• Chart and figure data:
************

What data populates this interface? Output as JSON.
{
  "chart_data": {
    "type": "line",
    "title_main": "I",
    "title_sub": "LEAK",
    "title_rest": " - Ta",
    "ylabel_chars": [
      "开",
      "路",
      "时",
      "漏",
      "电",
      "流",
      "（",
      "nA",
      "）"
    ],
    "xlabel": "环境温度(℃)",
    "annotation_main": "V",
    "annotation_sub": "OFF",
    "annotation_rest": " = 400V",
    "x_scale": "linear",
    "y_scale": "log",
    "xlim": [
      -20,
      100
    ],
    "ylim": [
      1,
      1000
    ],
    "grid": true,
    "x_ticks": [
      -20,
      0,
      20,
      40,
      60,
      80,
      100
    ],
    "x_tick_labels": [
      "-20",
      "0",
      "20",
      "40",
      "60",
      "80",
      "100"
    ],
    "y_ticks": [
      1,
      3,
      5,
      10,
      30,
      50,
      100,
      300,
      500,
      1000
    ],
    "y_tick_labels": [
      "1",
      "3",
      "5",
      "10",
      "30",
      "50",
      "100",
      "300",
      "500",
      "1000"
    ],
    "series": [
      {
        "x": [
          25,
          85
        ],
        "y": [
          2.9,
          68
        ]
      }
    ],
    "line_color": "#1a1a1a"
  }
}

************

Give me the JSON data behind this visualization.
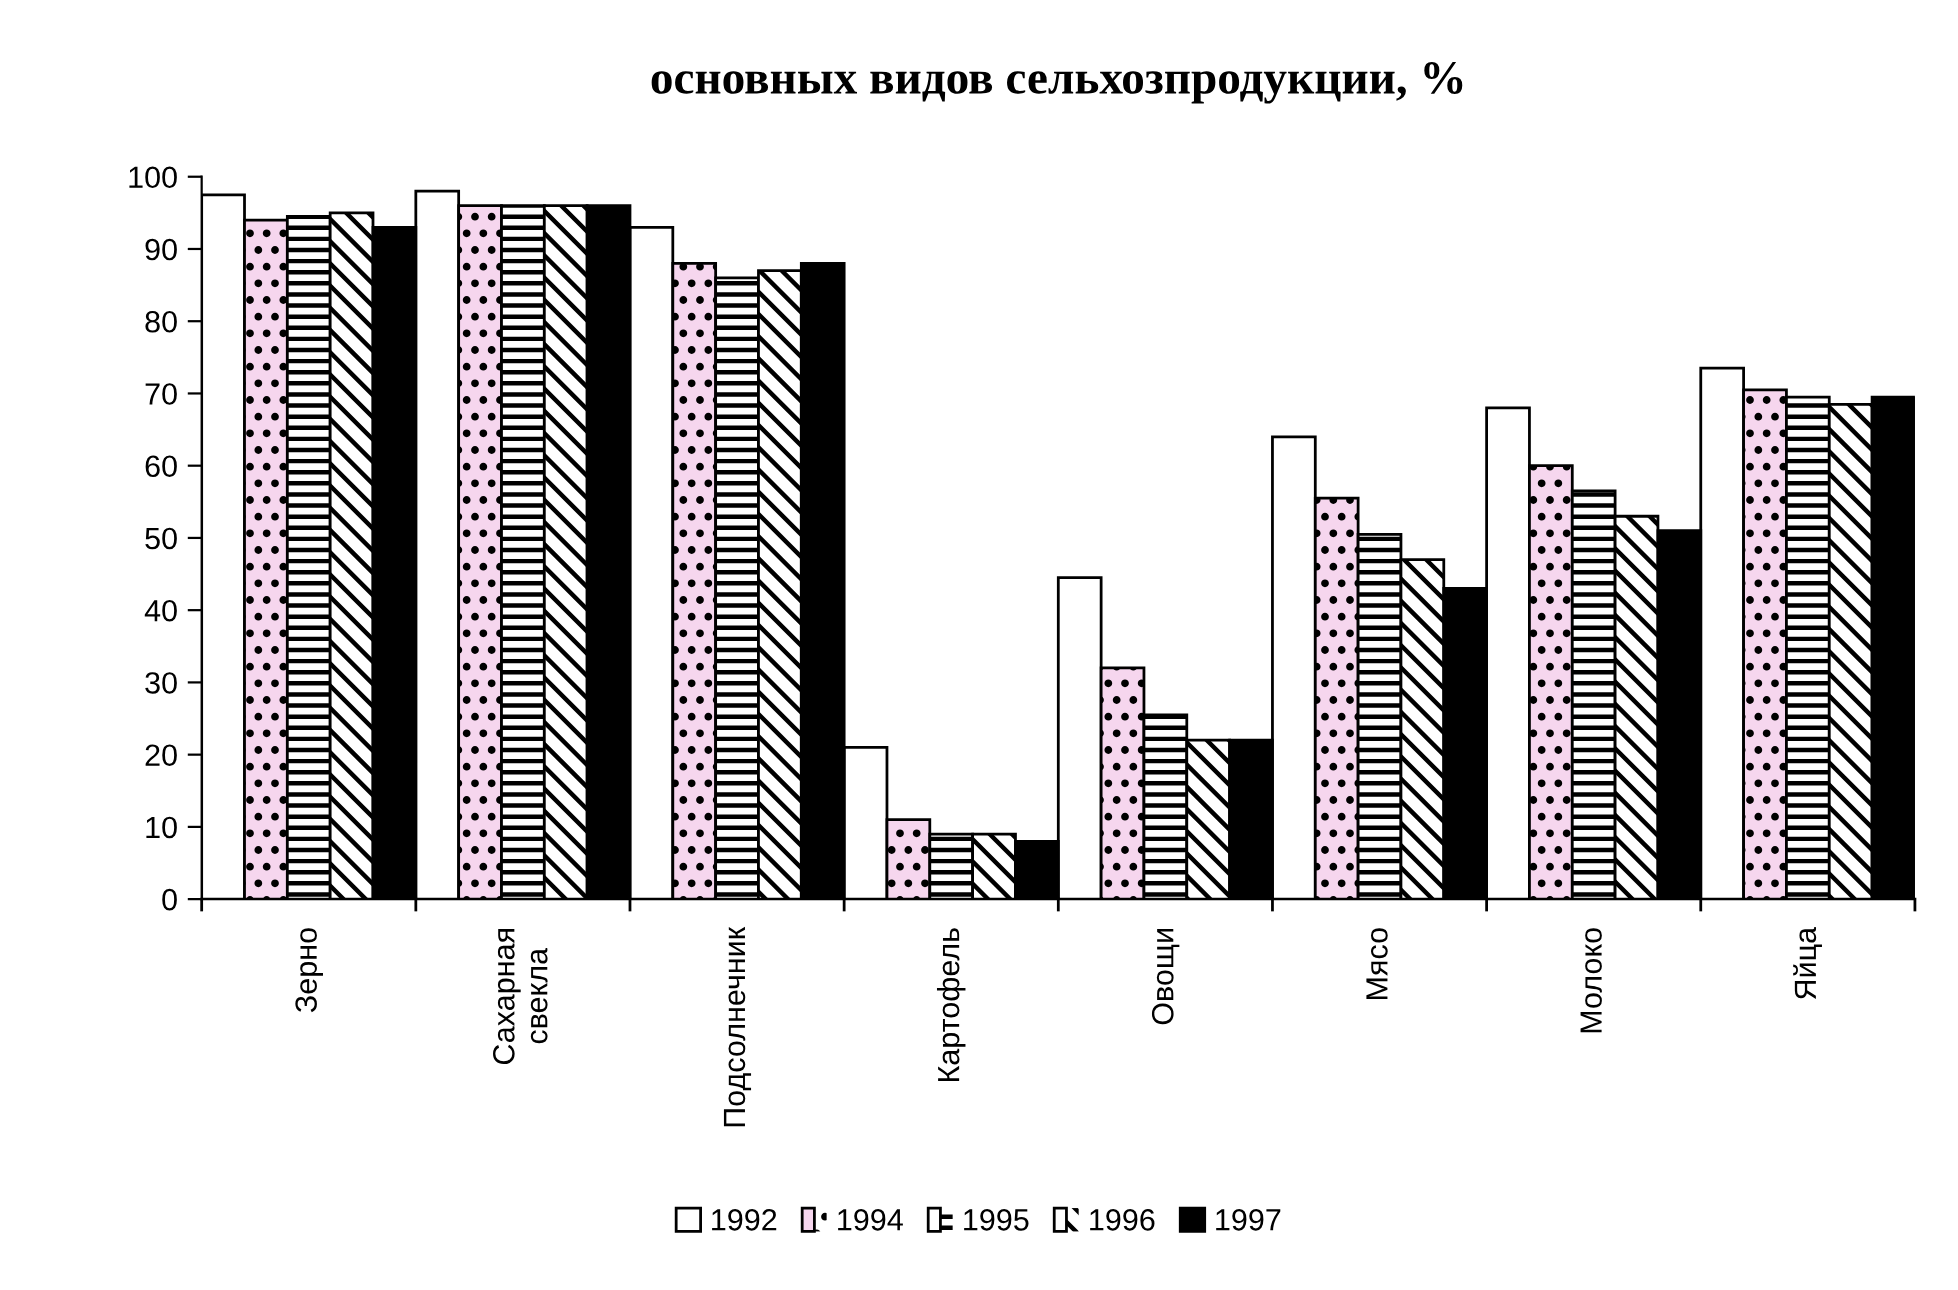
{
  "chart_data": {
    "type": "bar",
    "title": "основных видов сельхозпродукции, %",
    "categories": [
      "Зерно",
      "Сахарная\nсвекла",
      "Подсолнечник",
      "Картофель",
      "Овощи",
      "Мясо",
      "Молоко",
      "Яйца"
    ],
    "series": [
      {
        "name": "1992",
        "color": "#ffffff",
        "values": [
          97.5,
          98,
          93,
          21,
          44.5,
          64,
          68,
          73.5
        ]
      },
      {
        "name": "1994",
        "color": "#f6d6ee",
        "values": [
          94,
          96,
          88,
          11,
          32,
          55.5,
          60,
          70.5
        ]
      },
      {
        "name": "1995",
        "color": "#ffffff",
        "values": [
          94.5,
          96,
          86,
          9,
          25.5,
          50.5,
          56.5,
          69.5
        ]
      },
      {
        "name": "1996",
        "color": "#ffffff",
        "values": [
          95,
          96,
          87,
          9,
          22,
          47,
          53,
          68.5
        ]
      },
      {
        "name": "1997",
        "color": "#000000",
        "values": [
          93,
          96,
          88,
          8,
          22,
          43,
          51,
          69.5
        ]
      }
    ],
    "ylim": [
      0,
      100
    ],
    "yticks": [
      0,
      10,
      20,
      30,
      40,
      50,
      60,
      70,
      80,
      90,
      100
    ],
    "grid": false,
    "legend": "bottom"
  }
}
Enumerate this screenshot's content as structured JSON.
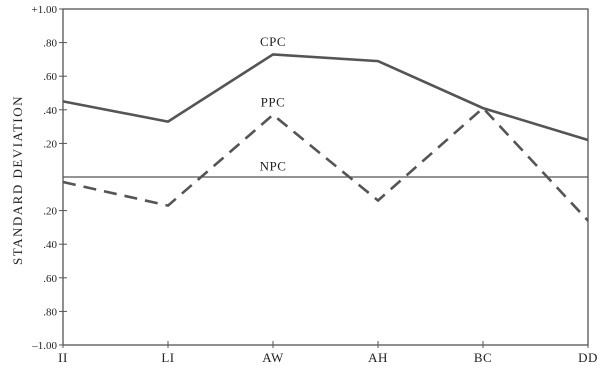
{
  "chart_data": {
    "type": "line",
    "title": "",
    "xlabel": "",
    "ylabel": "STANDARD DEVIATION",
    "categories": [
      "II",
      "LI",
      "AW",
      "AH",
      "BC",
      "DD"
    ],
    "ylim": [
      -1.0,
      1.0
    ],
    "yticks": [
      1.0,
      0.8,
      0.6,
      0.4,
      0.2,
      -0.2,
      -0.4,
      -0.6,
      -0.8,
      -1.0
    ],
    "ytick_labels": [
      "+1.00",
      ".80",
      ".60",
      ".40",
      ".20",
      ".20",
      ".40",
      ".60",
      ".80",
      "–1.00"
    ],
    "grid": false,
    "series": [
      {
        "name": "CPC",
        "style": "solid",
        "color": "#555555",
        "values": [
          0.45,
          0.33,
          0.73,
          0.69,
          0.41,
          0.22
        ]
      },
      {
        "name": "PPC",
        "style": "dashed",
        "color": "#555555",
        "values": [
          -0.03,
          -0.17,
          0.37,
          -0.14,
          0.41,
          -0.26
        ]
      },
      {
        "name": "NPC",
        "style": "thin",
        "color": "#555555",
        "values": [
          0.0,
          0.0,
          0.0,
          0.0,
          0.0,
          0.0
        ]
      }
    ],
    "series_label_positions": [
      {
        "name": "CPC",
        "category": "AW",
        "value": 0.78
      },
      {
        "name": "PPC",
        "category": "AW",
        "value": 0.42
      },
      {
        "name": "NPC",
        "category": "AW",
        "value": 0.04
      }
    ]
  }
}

************

• To be done: Determine the number of lines in the records that include the string "this", and respond with that number only.

• Task result: 3